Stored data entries

## START

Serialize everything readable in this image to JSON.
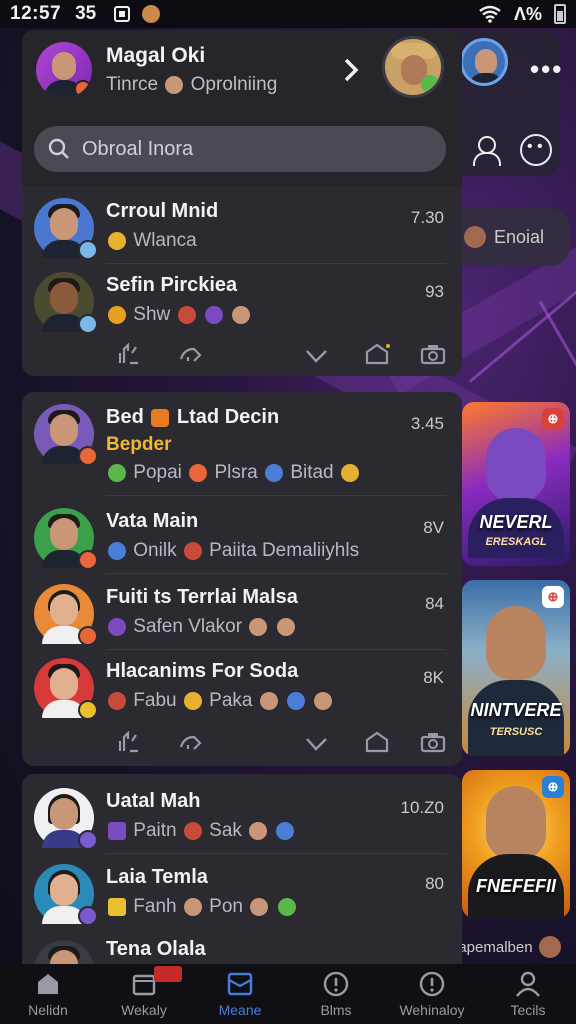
{
  "status_bar": {
    "time": "12:57",
    "number": "35",
    "signal_text": "Λ%"
  },
  "header": {
    "name": "Magal Oki",
    "subtitle": "Tinrce",
    "subtitle_tail": "Oprolniing",
    "search_placeholder": "Obroal Inora"
  },
  "background": {
    "pill_label": "Enoial",
    "bottom_label": "eapemalben",
    "posters": [
      {
        "title": "NEVERL",
        "sub": "ERESKAGL"
      },
      {
        "title": "NINTVERE",
        "sub": "TERSUSC"
      },
      {
        "title": "FNEFEFII",
        "sub": ""
      }
    ]
  },
  "chats_top": [
    {
      "name": "Crroul Mnid",
      "preview": "Wlanca",
      "time": "7.30"
    },
    {
      "name": "Sefin Pirckiea",
      "preview": "Shw",
      "time": "93"
    }
  ],
  "chats_mid": [
    {
      "name": "Bed",
      "name_tail": "Ltad Decin",
      "highlight": "Bepder",
      "preview": "Popai",
      "preview_mid": "Plsra",
      "preview_tail": "Bitad",
      "time": "3.45"
    },
    {
      "name": "Vata Main",
      "preview": "Onilk",
      "preview_tail": "Paiita Demaliiyhls",
      "time": "8V"
    },
    {
      "name": "Fuiti ts Terrlai Malsa",
      "preview": "Safen Vlakor",
      "time": "84"
    },
    {
      "name": "Hlacanims For Soda",
      "preview": "Fabu",
      "preview_tail": "Paka",
      "time": "8K"
    }
  ],
  "chats_bottom": [
    {
      "name": "Uatal Mah",
      "preview": "Paitn",
      "preview_tail": "Sak",
      "time": "10.Z0"
    },
    {
      "name": "Laia Temla",
      "preview": "Fanh",
      "preview_tail": "Pon",
      "time": "80"
    },
    {
      "name": "Tena Olala",
      "preview": "",
      "time": ""
    }
  ],
  "bottom_nav": [
    {
      "label": "Nelidn",
      "icon": "home-icon"
    },
    {
      "label": "Wekaly",
      "icon": "calendar-icon",
      "badge": ""
    },
    {
      "label": "Meane",
      "icon": "inbox-icon",
      "active": true
    },
    {
      "label": "Blms",
      "icon": "info-icon"
    },
    {
      "label": "Wehinaloy",
      "icon": "info-icon"
    },
    {
      "label": "Tecils",
      "icon": "profile-icon"
    }
  ],
  "colors": {
    "accent": "#4a7dd8",
    "highlight": "#f0b830",
    "badge_red": "#c52a2a",
    "panel": "#2a2a30"
  }
}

## END

## Exercise description
Repeat the listing in full and exactly. Leave any pictures out.

## Solution for this exercise
Serialize everything readable in this image to JSON.
{
  "status_bar": {
    "time": "12:57",
    "number": "35",
    "signal_text": "Λ%"
  },
  "header": {
    "name": "Magal Oki",
    "subtitle": "Tinrce",
    "subtitle_tail": "Oprolniing",
    "search_placeholder": "Obroal Inora"
  },
  "background": {
    "pill_label": "Enoial",
    "bottom_label": "eapemalben",
    "posters": [
      {
        "title": "NEVERL",
        "sub": "ERESKAGL"
      },
      {
        "title": "NINTVERE",
        "sub": "TERSUSC"
      },
      {
        "title": "FNEFEFII",
        "sub": ""
      }
    ]
  },
  "chats_top": [
    {
      "name": "Crroul Mnid",
      "preview": "Wlanca",
      "time": "7.30"
    },
    {
      "name": "Sefin Pirckiea",
      "preview": "Shw",
      "time": "93"
    }
  ],
  "chats_mid": [
    {
      "name": "Bed",
      "name_tail": "Ltad Decin",
      "highlight": "Bepder",
      "preview": "Popai",
      "preview_mid": "Plsra",
      "preview_tail": "Bitad",
      "time": "3.45"
    },
    {
      "name": "Vata Main",
      "preview": "Onilk",
      "preview_tail": "Paiita Demaliiyhls",
      "time": "8V"
    },
    {
      "name": "Fuiti ts Terrlai Malsa",
      "preview": "Safen Vlakor",
      "time": "84"
    },
    {
      "name": "Hlacanims For Soda",
      "preview": "Fabu",
      "preview_tail": "Paka",
      "time": "8K"
    }
  ],
  "chats_bottom": [
    {
      "name": "Uatal Mah",
      "preview": "Paitn",
      "preview_tail": "Sak",
      "time": "10.Z0"
    },
    {
      "name": "Laia Temla",
      "preview": "Fanh",
      "preview_tail": "Pon",
      "time": "80"
    },
    {
      "name": "Tena Olala",
      "preview": "",
      "time": ""
    }
  ],
  "bottom_nav": [
    {
      "label": "Nelidn",
      "icon": "home-icon"
    },
    {
      "label": "Wekaly",
      "icon": "calendar-icon",
      "badge": ""
    },
    {
      "label": "Meane",
      "icon": "inbox-icon",
      "active": true
    },
    {
      "label": "Blms",
      "icon": "info-icon"
    },
    {
      "label": "Wehinaloy",
      "icon": "info-icon"
    },
    {
      "label": "Tecils",
      "icon": "profile-icon"
    }
  ],
  "colors": {
    "accent": "#4a7dd8",
    "highlight": "#f0b830",
    "badge_red": "#c52a2a",
    "panel": "#2a2a30"
  }
}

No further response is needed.